-- BRIEF --
Return every record below exactly as written, but leave out the pictures.

-- THE RECORDS --
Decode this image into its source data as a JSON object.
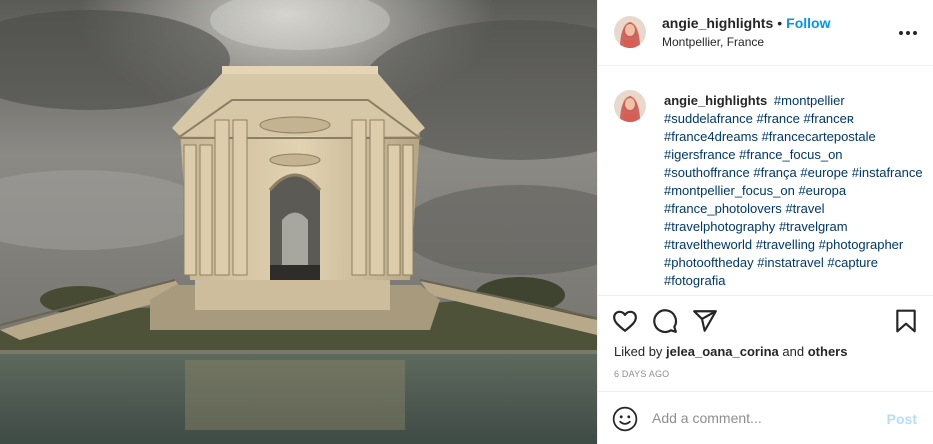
{
  "header": {
    "username": "angie_highlights",
    "separator": "•",
    "follow_label": "Follow",
    "location": "Montpellier, France",
    "more_icon": "more-horizontal-icon"
  },
  "caption": {
    "username": "angie_highlights",
    "hashtags": [
      "#montpellier",
      "#suddelafrance",
      "#france",
      "#franceʀ",
      "#france4dreams",
      "#francecartepostale",
      "#igersfrance",
      "#france_focus_on",
      "#southoffrance",
      "#frança",
      "#europe",
      "#instafrance",
      "#montpellier_focus_on",
      "#europa",
      "#france_photolovers",
      "#travel",
      "#travelphotography",
      "#travelgram",
      "#traveltheworld",
      "#travelling",
      "#photographer",
      "#photooftheday",
      "#instatravel",
      "#capture",
      "#fotografia"
    ]
  },
  "actions": {
    "like_icon": "heart-icon",
    "comment_icon": "comment-icon",
    "share_icon": "share-icon",
    "save_icon": "bookmark-icon"
  },
  "likes": {
    "prefix": "Liked by",
    "user": "jelea_oana_corina",
    "joiner": "and",
    "others": "others"
  },
  "timestamp": "6 DAYS AGO",
  "comment": {
    "placeholder": "Add a comment...",
    "post_label": "Post",
    "emoji_icon": "emoji-icon"
  }
}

-- CORRECT ANSWER --
Decode this image into its source data as a JSON object.
{
  "header": {
    "username": "angie_highlights",
    "separator": "•",
    "follow_label": "Follow",
    "location": "Montpellier, France",
    "more_icon": "more-horizontal-icon"
  },
  "caption": {
    "username": "angie_highlights",
    "hashtags": [
      "#montpellier",
      "#suddelafrance",
      "#france",
      "#franceʀ",
      "#france4dreams",
      "#francecartepostale",
      "#igersfrance",
      "#france_focus_on",
      "#southoffrance",
      "#frança",
      "#europe",
      "#instafrance",
      "#montpellier_focus_on",
      "#europa",
      "#france_photolovers",
      "#travel",
      "#travelphotography",
      "#travelgram",
      "#traveltheworld",
      "#travelling",
      "#photographer",
      "#photooftheday",
      "#instatravel",
      "#capture",
      "#fotografia"
    ]
  },
  "actions": {
    "like_icon": "heart-icon",
    "comment_icon": "comment-icon",
    "share_icon": "share-icon",
    "save_icon": "bookmark-icon"
  },
  "likes": {
    "prefix": "Liked by",
    "user": "jelea_oana_corina",
    "joiner": "and",
    "others": "others"
  },
  "timestamp": "6 DAYS AGO",
  "comment": {
    "placeholder": "Add a comment...",
    "post_label": "Post",
    "emoji_icon": "emoji-icon"
  }
}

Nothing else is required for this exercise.